___ EXTRACTED ENTRIES ___

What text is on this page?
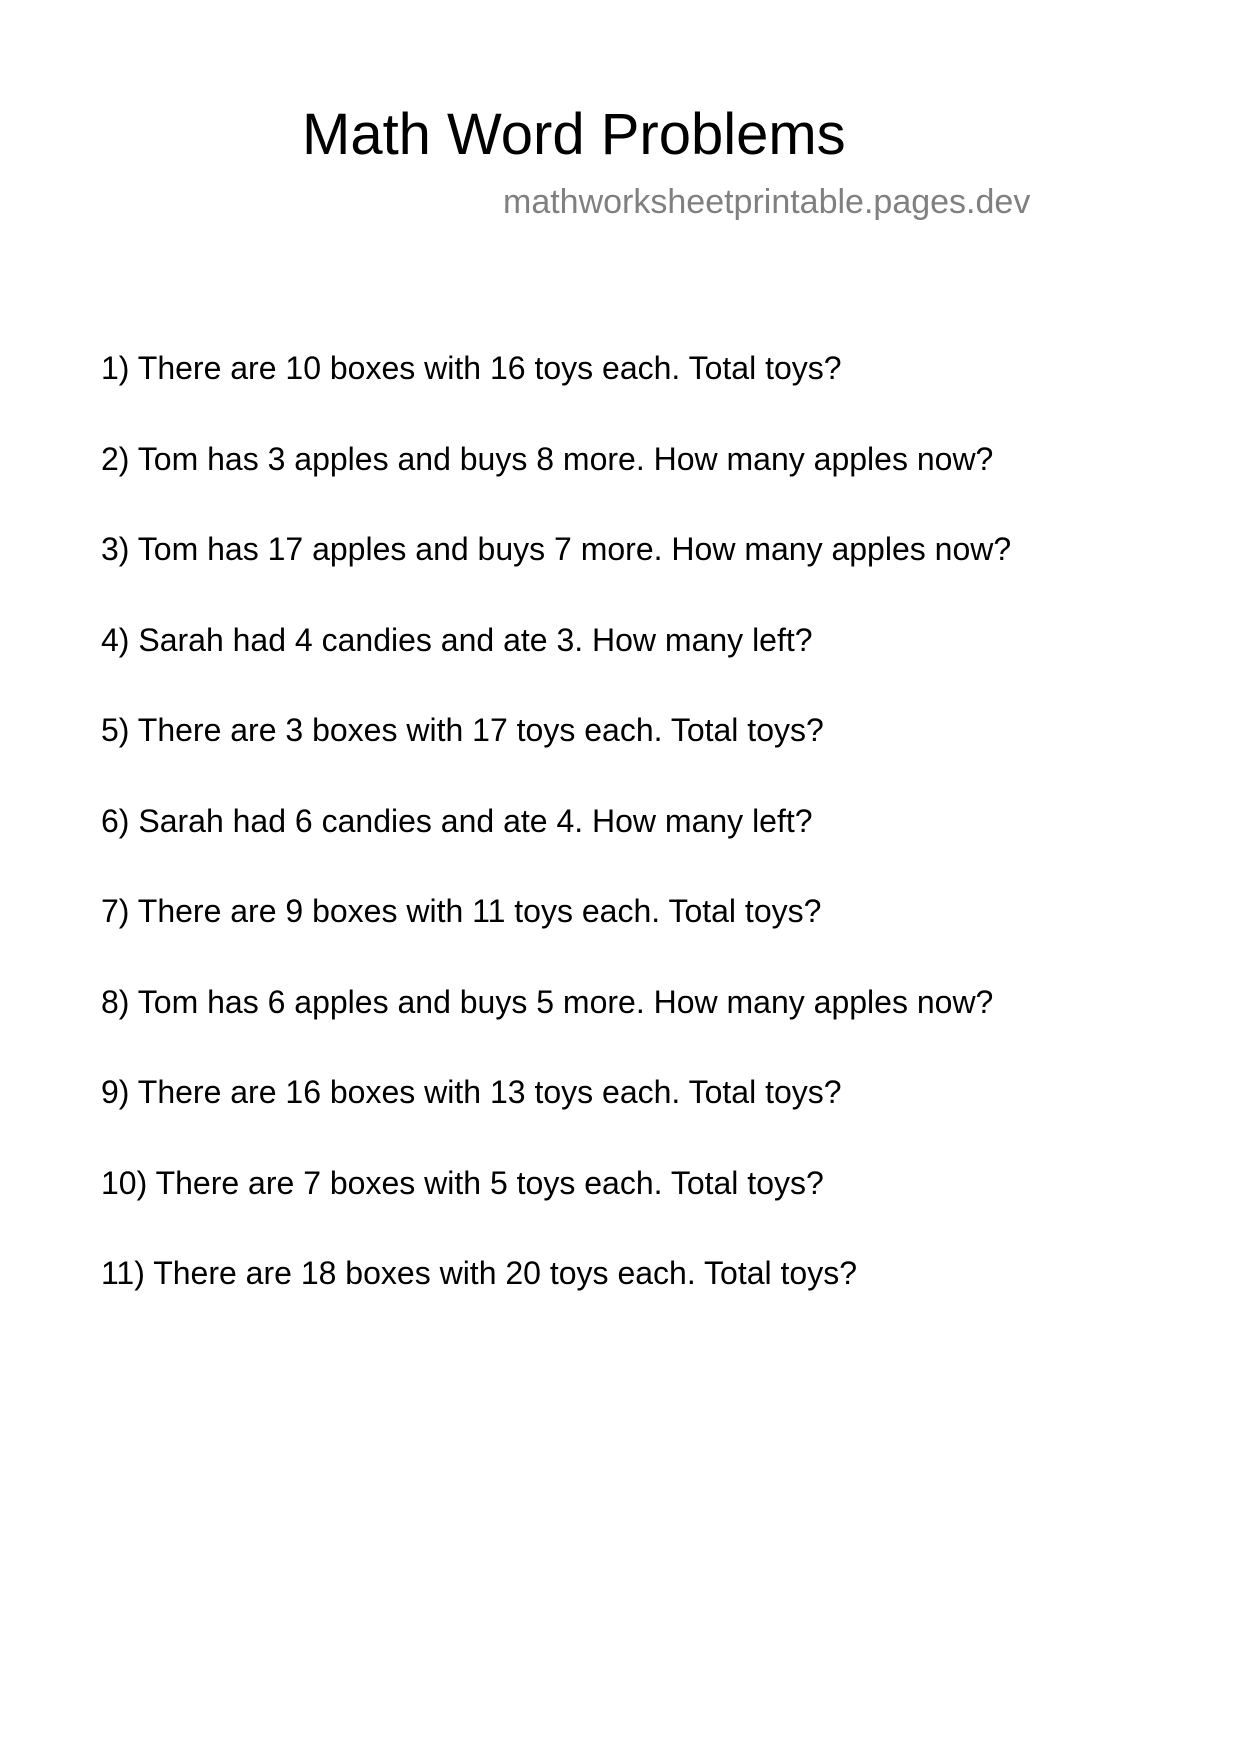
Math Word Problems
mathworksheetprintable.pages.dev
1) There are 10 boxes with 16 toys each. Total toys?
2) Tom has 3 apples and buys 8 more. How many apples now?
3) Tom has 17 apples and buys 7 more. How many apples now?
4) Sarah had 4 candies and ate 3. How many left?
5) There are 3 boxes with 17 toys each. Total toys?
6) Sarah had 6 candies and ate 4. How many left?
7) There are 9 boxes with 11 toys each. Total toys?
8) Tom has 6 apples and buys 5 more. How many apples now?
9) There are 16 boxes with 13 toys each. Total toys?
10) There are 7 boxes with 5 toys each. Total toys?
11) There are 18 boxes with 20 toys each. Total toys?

___

WHAT TO WORK ON → Excluding the pictures, reproduce every entry exactly as given.

OUTPUT →
What text is on this page?
Math Word Problems
mathworksheetprintable.pages.dev
1) There are 10 boxes with 16 toys each. Total toys?
2) Tom has 3 apples and buys 8 more. How many apples now?
3) Tom has 17 apples and buys 7 more. How many apples now?
4) Sarah had 4 candies and ate 3. How many left?
5) There are 3 boxes with 17 toys each. Total toys?
6) Sarah had 6 candies and ate 4. How many left?
7) There are 9 boxes with 11 toys each. Total toys?
8) Tom has 6 apples and buys 5 more. How many apples now?
9) There are 16 boxes with 13 toys each. Total toys?
10) There are 7 boxes with 5 toys each. Total toys?
11) There are 18 boxes with 20 toys each. Total toys?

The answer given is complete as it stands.